[Stored entries]
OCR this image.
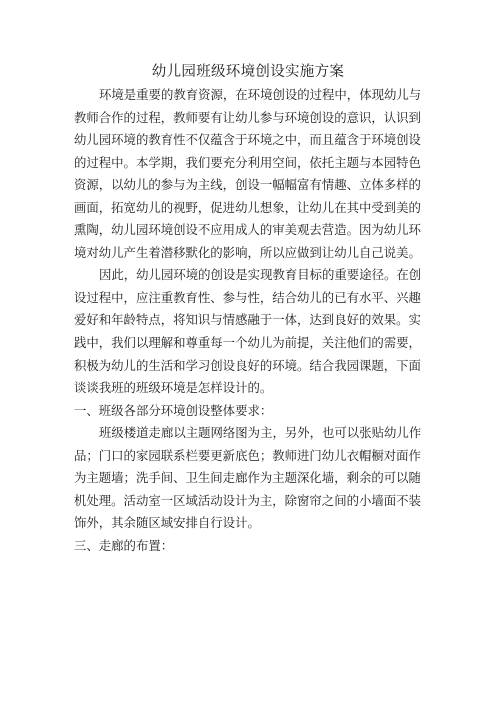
幼儿园班级环境创设实施方案
环境是重要的教育资源，在环境创设的过程中，体现幼儿与
教师合作的过程，教师要有让幼儿参与环境创设的意识，认识到
幼儿园环境的教育性不仅蕴含于环境之中，而且蕴含于环境创设
的过程中。本学期，我们要充分利用空间，依托主题与本园特色
资源，以幼儿的参与为主线，创设一幅幅富有情趣、立体多样的
画面，拓宽幼儿的视野，促进幼儿想象，让幼儿在其中受到美的
熏陶，幼儿园环境创设不应用成人的审美观去营造。因为幼儿环
境对幼儿产生着潜移默化的影响，所以应做到让幼儿自己说美。
因此，幼儿园环境的创设是实现教育目标的重要途径。在创
设过程中，应注重教育性、参与性，结合幼儿的已有水平、兴趣
爱好和年龄特点，将知识与情感融于一体，达到良好的效果。实
践中，我们以理解和尊重每一个幼儿为前提，关注他们的需要，
积极为幼儿的生活和学习创设良好的环境。结合我园课题，下面
谈谈我班的班级环境是怎样设计的。
一、班级各部分环境创设整体要求：
班级楼道走廊以主题网络图为主，另外，也可以张贴幼儿作
品；门口的家园联系栏要更新底色；教师进门幼儿衣帽橱对面作
为主题墙；洗手间、卫生间走廊作为主题深化墙，剩余的可以随
机处理。活动室一区域活动设计为主，除窗帘之间的小墙面不装
饰外，其余随区域安排自行设计。
三、走廊的布置：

§ **Challenge**: All of the data above should be transcribed verbatim, with pictures omitted.

§ **Final result**:
OCR this image.
幼儿园班级环境创设实施方案
环境是重要的教育资源，在环境创设的过程中，体现幼儿与
教师合作的过程，教师要有让幼儿参与环境创设的意识，认识到
幼儿园环境的教育性不仅蕴含于环境之中，而且蕴含于环境创设
的过程中。本学期，我们要充分利用空间，依托主题与本园特色
资源，以幼儿的参与为主线，创设一幅幅富有情趣、立体多样的
画面，拓宽幼儿的视野，促进幼儿想象，让幼儿在其中受到美的
熏陶，幼儿园环境创设不应用成人的审美观去营造。因为幼儿环
境对幼儿产生着潜移默化的影响，所以应做到让幼儿自己说美。
因此，幼儿园环境的创设是实现教育目标的重要途径。在创
设过程中，应注重教育性、参与性，结合幼儿的已有水平、兴趣
爱好和年龄特点，将知识与情感融于一体，达到良好的效果。实
践中，我们以理解和尊重每一个幼儿为前提，关注他们的需要，
积极为幼儿的生活和学习创设良好的环境。结合我园课题，下面
谈谈我班的班级环境是怎样设计的。
一、班级各部分环境创设整体要求：
班级楼道走廊以主题网络图为主，另外，也可以张贴幼儿作
品；门口的家园联系栏要更新底色；教师进门幼儿衣帽橱对面作
为主题墙；洗手间、卫生间走廊作为主题深化墙，剩余的可以随
机处理。活动室一区域活动设计为主，除窗帘之间的小墙面不装
饰外，其余随区域安排自行设计。
三、走廊的布置：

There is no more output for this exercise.